§ **Requirements**
A) Check each statement against the profile of Kristi Gustavson below: (i) Gustavson earned her law degree at Tulane University; (ii) Gustavson and her husband moved back to Shreveport in 2013; (iii) at Regions, Gustavson served as a vice president and trust advisor. Answer yes or no for each and quote the words of the profile that settle it.
B) Proceed with the profile of Kristi Gustavson, picking up right after its final sentence.

Start of Excerpt to read

Until I met Kristi Gustavson at a recent press conference, we had only communicated by email after I contacted her about meeting for lunch. I knew she was the executive director of the Community Foundation of North Louisiana, but other than that, I knew very little about the 1996 Byrd graduate. Sitting outside at Ki Mexico and enjoying some incredible tacos, I heard a fascinating story about how she ended up at CFLA.

It’s funny how phone calls work. In 2017, Kristi Gustavson was on the verge of calling Cook, Yancey, King & Galloway – the law firm where she had served as a senior associate – and telling them she wanted to return.

Something about being in a courtroom and arguing a case in front of a judge attracted Gustavson – and she missed it. It’s why she got her law degree at Tulane University (graduating cum laude) after earning her Bachelor of Arts in political science from Rhodes College.

After practicing law in New Orleans, Gustavson and her husband moved back to Shreveport in 2007. She joined Cook, Yancey, King & Galloway, where she practiced commercial litigation, contract issues and bankruptcy. She chalked up trial experience in state district court, United States District Court, United States Bankruptcy Court, Louisiana State appellate courts and city courts.

Then, in 2013, she got a call from Regions Bank – one of the law firm’s clients – about managing the trust department. At the time, Gustavson’s daughter Malin was 2 years old, and her husband was traveling a couple of weeks out of every month with his job at Red Ball Oxygen.

The change sounded good, so Gustavson left the law firm and joined Regions, where she served as a vice president and trust advisor. After four years in that capacity, however, she decided she wanted to return to the courtroom.

She was about to pick up the phone when something happened before she called Cook, Yancey to tell the firm she wanted to come back. Her phone rang.

On the other end of the phone was Paula Hickman, the executive director of the Community Foundation of North Louisiana.

“Paula called and wanted to take me to lunch,” explains Gustavson. “We (Regions) worked with the Community Foundation so I thought there might be something wrong with the account.”

On the contrary. As it turned out, Hickman was planning to retire after nearly 15 years leading the Community Foundation of North Louisiana, and she had decided whom she wanted to replace her.

“I had seen the advertisement for the position,” says Gustavson, “but I wouldn’t have applied for it.”

While Gustavson had always been involved in nonprofit work — the former ballet dancer served as president of the board of the Shreveport Metropolitan Ballet while at Regions — she had never considered doing it full-time. The more she talked to Hickman, the more Gustavson realized that was where she belonged.

“I went home and told my husband, ‘I think this is my dream job,’” she says. “And he said, ‘What is the Community Foundation?’”

End of Excerpt to read
Start of Recorded data

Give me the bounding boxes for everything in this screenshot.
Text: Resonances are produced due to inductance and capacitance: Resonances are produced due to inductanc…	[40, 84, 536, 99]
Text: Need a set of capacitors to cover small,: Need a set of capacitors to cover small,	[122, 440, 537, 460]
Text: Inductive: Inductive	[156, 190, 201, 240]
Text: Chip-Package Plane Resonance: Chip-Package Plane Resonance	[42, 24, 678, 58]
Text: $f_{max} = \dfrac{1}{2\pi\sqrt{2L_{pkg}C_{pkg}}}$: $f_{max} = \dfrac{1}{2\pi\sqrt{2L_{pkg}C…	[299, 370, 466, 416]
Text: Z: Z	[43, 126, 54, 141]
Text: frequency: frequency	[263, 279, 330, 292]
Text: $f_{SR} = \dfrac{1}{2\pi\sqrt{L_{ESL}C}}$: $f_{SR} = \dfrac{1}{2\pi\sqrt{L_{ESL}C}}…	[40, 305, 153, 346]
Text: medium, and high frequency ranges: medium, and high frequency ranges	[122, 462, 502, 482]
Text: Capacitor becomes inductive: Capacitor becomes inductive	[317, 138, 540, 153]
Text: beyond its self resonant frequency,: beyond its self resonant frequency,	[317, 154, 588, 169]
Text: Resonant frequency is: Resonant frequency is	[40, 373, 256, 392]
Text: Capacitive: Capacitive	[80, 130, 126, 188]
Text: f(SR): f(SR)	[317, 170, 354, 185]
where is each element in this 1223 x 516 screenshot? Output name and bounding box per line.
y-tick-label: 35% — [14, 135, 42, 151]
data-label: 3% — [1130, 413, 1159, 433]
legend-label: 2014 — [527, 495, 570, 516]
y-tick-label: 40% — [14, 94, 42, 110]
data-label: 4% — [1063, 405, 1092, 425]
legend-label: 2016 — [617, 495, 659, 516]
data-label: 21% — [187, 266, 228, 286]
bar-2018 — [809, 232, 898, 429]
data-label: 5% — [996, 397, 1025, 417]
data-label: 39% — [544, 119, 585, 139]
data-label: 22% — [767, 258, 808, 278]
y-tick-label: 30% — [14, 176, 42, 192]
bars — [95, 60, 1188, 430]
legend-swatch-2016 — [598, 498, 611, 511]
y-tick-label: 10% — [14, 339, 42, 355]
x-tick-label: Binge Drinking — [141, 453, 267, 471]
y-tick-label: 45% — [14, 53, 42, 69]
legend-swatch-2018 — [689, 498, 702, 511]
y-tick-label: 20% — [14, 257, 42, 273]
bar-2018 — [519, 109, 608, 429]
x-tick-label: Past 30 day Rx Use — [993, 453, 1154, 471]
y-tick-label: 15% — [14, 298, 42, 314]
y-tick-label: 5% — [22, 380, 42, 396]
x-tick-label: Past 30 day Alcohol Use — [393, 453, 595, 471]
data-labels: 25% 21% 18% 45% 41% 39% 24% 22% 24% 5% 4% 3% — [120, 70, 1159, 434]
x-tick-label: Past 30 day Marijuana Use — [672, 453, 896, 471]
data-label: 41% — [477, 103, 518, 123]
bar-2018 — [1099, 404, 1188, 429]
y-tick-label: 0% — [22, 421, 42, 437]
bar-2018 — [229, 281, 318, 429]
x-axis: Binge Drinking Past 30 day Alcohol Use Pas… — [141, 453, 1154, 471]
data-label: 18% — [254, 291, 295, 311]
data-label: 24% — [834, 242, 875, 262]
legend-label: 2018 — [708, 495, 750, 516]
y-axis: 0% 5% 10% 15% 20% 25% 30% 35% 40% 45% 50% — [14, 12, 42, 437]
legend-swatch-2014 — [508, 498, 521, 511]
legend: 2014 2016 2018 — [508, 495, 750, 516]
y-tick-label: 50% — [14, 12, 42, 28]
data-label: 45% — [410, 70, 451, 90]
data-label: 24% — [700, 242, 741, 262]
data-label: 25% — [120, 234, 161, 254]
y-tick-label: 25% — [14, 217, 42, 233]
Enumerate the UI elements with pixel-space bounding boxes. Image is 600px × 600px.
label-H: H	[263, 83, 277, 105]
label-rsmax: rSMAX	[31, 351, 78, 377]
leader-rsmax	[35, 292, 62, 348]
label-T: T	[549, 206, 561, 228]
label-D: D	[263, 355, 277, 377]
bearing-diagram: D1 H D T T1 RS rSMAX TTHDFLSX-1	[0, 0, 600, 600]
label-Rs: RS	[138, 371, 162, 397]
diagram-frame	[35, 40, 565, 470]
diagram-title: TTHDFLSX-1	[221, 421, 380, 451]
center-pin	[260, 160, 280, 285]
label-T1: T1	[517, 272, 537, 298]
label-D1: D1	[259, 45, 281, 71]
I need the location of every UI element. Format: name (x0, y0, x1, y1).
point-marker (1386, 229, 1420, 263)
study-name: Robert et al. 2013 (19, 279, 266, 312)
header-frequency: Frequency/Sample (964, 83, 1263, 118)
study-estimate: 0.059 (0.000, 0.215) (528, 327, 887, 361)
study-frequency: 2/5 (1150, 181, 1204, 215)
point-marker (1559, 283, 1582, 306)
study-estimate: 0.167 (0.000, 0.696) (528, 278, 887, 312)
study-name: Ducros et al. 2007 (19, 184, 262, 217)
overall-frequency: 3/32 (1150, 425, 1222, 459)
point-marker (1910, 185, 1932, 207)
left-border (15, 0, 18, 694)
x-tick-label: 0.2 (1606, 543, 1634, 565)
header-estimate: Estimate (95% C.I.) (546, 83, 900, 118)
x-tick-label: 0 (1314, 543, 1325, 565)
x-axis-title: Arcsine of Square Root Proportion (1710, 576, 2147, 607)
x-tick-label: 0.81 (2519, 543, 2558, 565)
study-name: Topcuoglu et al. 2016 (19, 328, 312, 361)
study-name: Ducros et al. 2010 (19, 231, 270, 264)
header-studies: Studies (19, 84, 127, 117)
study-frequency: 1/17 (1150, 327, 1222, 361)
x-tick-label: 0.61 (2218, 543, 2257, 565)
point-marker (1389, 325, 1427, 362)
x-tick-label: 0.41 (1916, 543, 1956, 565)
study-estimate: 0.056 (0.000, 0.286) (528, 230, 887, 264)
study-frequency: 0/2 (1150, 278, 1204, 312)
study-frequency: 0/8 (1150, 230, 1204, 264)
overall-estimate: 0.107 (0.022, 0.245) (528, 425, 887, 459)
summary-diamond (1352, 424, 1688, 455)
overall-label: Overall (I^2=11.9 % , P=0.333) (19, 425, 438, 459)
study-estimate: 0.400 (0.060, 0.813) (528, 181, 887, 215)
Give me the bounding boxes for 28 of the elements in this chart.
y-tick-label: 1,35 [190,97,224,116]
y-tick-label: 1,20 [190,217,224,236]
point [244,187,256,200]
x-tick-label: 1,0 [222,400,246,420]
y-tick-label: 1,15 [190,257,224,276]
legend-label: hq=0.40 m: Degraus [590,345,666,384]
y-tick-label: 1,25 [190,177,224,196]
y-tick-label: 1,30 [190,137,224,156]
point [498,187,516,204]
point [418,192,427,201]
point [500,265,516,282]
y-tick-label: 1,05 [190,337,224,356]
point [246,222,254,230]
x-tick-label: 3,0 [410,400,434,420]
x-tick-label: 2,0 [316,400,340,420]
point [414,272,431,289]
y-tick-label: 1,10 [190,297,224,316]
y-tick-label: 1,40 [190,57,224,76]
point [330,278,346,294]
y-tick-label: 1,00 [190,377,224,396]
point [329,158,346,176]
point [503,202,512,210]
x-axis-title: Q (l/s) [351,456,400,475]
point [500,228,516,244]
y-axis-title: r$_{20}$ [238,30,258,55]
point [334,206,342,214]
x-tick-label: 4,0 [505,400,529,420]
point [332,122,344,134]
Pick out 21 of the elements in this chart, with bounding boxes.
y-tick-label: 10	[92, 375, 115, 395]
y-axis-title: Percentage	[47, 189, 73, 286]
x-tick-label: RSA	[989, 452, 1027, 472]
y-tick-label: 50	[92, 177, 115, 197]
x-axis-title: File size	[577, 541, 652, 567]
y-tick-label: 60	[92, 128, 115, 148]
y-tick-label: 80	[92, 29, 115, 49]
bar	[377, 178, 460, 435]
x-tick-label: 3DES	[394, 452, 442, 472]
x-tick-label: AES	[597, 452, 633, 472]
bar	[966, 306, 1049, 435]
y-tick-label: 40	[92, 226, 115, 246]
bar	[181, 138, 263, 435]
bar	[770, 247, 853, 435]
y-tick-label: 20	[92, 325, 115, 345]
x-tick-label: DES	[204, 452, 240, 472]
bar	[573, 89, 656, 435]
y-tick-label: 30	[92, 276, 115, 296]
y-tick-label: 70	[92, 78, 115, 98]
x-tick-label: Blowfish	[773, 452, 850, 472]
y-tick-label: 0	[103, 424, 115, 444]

End of Recorded data

§ **Responses per task**
A)
(i) Yes: "she got her law degree at Tulane University (graduating cum laude)"
(ii) No: "Gustavson and her husband moved back to Shreveport in 2007"
(iii) Yes: "where she served as a vice president and trust advisor"

B)
Established in 1961, the Community Foundation of North Louisiana oversees more than $183 million in assets for the benefit of North Louisiana. Its mission is to promote philanthropy and improve the quality of life in the community by serving as a permanent and growing resource of expertise and funds. The funds managed by the Foundation are invested for the community’s benefit and then returned to the community through grants to a wide variety of charitable endeavors. Since its inception, the Community Foundation has granted over $100 million in grants to nonprofit organizations.

After going through the extensive interview process, she was chosen for the job and started shadowing Hickman in the fall of 2017. In January 2018, Gustavson assumed her new role as executive director.

When asked what the biggest challenge of the new role has been, Gustavson pauses and says, “I don’t take ‘no’ for an answer. I keep pushing. I had never managed an office of human beings. I had to find my way in my job and manage them. As a lawyer, I was a solo practitioner. As an only child, collaboration was a little outside of my nature. I never liked group projects in high school.”

And the most rewarding part of her job? “When the collaboration works,” she answers quickly.

With Gustavson at the helm, the collaboration has worked. In 2021, CFNLA granted over $8.5 million in grants and scholarships to 339 nonprofit organizations and 46 students.

“My job is to put groups together,” says

Gustavson. “Those groups do research and data. I take what we have all collectively decided on and go to our board.”

The big question is, “How do we match the funds that we have monetarily with the needs of the community,” she says. “Sometimes, the hard part is not raising the money but spending it in a timely manner.”

In 2018, CFNLA set a lofty but attainable goal: “To change the course or interrupt the cycle of poverty for children through education so they may grow up and attain a living wage job by the age of 25.”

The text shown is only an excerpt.